**EXERCISE DETAILS:**
Out of the lines below, please list those that hold the string "this".

────────────────────────────────────────

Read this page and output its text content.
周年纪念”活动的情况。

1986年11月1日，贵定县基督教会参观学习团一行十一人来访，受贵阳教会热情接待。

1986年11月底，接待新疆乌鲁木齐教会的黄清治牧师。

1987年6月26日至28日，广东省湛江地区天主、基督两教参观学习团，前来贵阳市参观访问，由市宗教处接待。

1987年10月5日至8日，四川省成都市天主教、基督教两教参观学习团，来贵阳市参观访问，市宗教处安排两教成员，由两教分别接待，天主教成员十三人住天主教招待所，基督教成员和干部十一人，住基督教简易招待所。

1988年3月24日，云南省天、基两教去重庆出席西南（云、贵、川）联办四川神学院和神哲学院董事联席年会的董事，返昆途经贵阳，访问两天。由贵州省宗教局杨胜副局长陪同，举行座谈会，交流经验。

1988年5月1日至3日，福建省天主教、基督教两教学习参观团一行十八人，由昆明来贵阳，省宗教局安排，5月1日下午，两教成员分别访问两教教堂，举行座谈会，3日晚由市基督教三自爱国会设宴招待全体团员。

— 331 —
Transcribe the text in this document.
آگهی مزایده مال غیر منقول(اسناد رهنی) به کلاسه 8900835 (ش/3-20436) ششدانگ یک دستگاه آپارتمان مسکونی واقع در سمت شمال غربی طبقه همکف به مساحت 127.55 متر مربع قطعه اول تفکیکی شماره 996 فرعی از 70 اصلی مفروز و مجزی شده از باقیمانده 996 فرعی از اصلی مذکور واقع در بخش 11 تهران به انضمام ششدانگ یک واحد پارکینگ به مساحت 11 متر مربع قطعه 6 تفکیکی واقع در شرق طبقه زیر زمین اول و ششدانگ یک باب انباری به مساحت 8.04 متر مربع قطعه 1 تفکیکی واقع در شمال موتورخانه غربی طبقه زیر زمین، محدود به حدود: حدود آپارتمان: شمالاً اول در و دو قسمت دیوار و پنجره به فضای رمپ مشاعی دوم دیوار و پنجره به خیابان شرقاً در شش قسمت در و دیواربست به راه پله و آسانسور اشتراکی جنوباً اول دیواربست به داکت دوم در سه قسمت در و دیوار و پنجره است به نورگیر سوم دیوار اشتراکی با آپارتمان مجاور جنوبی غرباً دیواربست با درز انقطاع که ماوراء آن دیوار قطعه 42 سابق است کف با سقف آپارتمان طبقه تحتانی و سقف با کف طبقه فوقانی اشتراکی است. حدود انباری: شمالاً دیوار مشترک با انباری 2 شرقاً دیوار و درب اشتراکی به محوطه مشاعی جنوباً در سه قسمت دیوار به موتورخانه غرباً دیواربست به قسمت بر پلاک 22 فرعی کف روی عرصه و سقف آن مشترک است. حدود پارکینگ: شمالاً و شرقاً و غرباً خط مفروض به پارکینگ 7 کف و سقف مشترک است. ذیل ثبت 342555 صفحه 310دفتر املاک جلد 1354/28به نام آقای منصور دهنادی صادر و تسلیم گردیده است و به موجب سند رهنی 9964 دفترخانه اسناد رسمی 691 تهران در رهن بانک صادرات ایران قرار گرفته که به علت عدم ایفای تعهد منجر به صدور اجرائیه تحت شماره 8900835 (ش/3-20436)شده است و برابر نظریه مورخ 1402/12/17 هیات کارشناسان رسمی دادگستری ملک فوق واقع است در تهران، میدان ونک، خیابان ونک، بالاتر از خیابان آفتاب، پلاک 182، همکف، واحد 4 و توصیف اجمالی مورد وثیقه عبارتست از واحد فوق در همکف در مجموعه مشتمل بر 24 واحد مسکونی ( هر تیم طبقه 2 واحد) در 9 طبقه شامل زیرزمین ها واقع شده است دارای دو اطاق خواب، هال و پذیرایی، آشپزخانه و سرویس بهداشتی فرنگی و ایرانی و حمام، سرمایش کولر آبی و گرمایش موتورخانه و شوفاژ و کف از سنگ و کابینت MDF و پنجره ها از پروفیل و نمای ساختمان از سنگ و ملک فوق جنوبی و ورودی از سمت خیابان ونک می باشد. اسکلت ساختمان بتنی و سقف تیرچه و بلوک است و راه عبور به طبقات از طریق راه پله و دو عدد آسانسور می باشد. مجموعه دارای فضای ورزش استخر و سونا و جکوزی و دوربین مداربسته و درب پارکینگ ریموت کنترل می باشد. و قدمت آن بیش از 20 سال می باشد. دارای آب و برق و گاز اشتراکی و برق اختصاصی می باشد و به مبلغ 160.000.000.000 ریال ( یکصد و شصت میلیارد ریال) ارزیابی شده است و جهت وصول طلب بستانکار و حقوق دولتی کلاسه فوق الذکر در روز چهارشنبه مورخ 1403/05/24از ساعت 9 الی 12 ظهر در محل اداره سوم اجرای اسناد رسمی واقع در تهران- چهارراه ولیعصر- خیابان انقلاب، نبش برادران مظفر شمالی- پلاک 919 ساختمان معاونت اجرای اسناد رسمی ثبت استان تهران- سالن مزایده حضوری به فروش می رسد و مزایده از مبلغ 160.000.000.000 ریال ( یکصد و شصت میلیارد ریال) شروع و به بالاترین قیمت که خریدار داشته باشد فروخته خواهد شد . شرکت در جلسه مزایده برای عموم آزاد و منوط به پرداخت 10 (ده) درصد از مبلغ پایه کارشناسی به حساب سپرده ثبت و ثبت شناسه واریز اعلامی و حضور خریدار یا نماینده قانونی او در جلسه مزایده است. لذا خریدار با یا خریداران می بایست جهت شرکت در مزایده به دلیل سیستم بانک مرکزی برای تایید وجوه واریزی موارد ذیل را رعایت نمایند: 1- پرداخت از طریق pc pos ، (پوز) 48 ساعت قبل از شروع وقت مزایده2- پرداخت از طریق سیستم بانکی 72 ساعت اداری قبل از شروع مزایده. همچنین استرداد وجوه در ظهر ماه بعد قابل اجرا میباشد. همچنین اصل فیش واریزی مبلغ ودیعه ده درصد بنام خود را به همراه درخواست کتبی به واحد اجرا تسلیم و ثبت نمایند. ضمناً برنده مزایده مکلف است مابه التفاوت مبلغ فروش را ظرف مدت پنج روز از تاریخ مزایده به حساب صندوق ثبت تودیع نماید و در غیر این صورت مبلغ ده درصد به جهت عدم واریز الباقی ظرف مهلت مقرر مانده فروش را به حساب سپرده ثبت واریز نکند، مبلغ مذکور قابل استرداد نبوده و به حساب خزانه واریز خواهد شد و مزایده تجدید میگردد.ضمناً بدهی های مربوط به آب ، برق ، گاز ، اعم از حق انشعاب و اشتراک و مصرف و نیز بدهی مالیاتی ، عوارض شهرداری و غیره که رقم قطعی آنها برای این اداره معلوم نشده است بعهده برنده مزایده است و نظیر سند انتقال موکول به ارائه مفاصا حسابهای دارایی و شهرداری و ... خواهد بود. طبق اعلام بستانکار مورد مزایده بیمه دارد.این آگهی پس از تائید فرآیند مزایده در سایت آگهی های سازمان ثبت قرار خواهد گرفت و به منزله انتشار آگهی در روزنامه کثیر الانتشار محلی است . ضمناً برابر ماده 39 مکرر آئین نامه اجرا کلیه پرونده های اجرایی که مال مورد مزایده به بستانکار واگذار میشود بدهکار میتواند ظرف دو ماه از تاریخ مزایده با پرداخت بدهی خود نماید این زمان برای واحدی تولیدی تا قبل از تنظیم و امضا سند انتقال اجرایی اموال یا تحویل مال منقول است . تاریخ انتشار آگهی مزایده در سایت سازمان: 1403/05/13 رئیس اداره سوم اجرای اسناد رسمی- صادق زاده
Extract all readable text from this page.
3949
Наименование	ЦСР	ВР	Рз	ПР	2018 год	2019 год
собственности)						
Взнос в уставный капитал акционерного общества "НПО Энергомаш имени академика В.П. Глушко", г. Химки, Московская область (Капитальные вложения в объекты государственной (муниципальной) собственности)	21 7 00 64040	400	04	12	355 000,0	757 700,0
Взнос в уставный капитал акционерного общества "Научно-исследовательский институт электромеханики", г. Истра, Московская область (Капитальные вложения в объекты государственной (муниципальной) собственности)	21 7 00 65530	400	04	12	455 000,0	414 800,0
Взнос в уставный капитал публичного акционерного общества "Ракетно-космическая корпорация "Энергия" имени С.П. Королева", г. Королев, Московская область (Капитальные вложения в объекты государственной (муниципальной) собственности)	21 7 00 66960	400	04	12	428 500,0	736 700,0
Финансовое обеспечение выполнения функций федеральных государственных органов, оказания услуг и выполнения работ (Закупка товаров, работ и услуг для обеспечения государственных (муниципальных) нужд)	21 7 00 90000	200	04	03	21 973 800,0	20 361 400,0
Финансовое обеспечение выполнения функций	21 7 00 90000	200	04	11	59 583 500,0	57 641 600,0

────────────────────────────────────────

**FINAL ANSWER:**
Read this page and output its text content.
Transcribe the text in this document.
Extract all readable text from this page.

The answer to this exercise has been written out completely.